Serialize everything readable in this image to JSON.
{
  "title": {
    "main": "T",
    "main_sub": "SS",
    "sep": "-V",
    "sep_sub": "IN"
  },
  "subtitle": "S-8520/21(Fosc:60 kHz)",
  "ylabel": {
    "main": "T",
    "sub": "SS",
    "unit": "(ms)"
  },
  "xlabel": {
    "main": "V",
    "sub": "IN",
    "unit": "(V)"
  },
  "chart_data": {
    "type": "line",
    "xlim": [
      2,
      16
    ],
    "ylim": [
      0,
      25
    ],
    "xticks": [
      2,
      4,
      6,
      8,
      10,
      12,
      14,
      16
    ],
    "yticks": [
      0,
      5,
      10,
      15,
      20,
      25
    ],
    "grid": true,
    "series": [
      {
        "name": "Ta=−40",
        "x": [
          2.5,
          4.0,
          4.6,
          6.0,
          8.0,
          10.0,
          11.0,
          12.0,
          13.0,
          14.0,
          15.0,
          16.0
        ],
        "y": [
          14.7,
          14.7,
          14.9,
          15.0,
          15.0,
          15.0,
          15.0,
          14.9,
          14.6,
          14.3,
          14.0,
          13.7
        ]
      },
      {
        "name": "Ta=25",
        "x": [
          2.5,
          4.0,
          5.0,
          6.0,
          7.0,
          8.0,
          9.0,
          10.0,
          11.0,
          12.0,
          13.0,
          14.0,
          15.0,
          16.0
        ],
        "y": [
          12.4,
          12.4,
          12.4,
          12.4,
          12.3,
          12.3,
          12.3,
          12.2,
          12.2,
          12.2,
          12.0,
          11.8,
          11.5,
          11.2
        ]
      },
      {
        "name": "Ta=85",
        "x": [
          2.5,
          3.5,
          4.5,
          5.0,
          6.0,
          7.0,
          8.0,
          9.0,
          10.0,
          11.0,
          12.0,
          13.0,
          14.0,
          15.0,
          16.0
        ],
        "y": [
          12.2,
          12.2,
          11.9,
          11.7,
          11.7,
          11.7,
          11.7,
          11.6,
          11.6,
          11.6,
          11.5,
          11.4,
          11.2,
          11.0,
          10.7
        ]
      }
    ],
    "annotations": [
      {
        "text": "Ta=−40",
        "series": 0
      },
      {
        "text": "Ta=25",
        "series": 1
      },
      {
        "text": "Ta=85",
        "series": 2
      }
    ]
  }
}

## [REQUIRED WORK]
Set down the entries above again, word for word.

## [TASK ANSWER]
Serialize everything readable in this image to JSON.
{
  "title": {
    "main": "T",
    "main_sub": "SS",
    "sep": "-V",
    "sep_sub": "IN"
  },
  "subtitle": "S-8520/21(Fosc:60 kHz)",
  "ylabel": {
    "main": "T",
    "sub": "SS",
    "unit": "(ms)"
  },
  "xlabel": {
    "main": "V",
    "sub": "IN",
    "unit": "(V)"
  },
  "chart_data": {
    "type": "line",
    "xlim": [
      2,
      16
    ],
    "ylim": [
      0,
      25
    ],
    "xticks": [
      2,
      4,
      6,
      8,
      10,
      12,
      14,
      16
    ],
    "yticks": [
      0,
      5,
      10,
      15,
      20,
      25
    ],
    "grid": true,
    "series": [
      {
        "name": "Ta=−40",
        "x": [
          2.5,
          4.0,
          4.6,
          6.0,
          8.0,
          10.0,
          11.0,
          12.0,
          13.0,
          14.0,
          15.0,
          16.0
        ],
        "y": [
          14.7,
          14.7,
          14.9,
          15.0,
          15.0,
          15.0,
          15.0,
          14.9,
          14.6,
          14.3,
          14.0,
          13.7
        ]
      },
      {
        "name": "Ta=25",
        "x": [
          2.5,
          4.0,
          5.0,
          6.0,
          7.0,
          8.0,
          9.0,
          10.0,
          11.0,
          12.0,
          13.0,
          14.0,
          15.0,
          16.0
        ],
        "y": [
          12.4,
          12.4,
          12.4,
          12.4,
          12.3,
          12.3,
          12.3,
          12.2,
          12.2,
          12.2,
          12.0,
          11.8,
          11.5,
          11.2
        ]
      },
      {
        "name": "Ta=85",
        "x": [
          2.5,
          3.5,
          4.5,
          5.0,
          6.0,
          7.0,
          8.0,
          9.0,
          10.0,
          11.0,
          12.0,
          13.0,
          14.0,
          15.0,
          16.0
        ],
        "y": [
          12.2,
          12.2,
          11.9,
          11.7,
          11.7,
          11.7,
          11.7,
          11.6,
          11.6,
          11.6,
          11.5,
          11.4,
          11.2,
          11.0,
          10.7
        ]
      }
    ],
    "annotations": [
      {
        "text": "Ta=−40",
        "series": 0
      },
      {
        "text": "Ta=25",
        "series": 1
      },
      {
        "text": "Ta=85",
        "series": 2
      }
    ]
  }
}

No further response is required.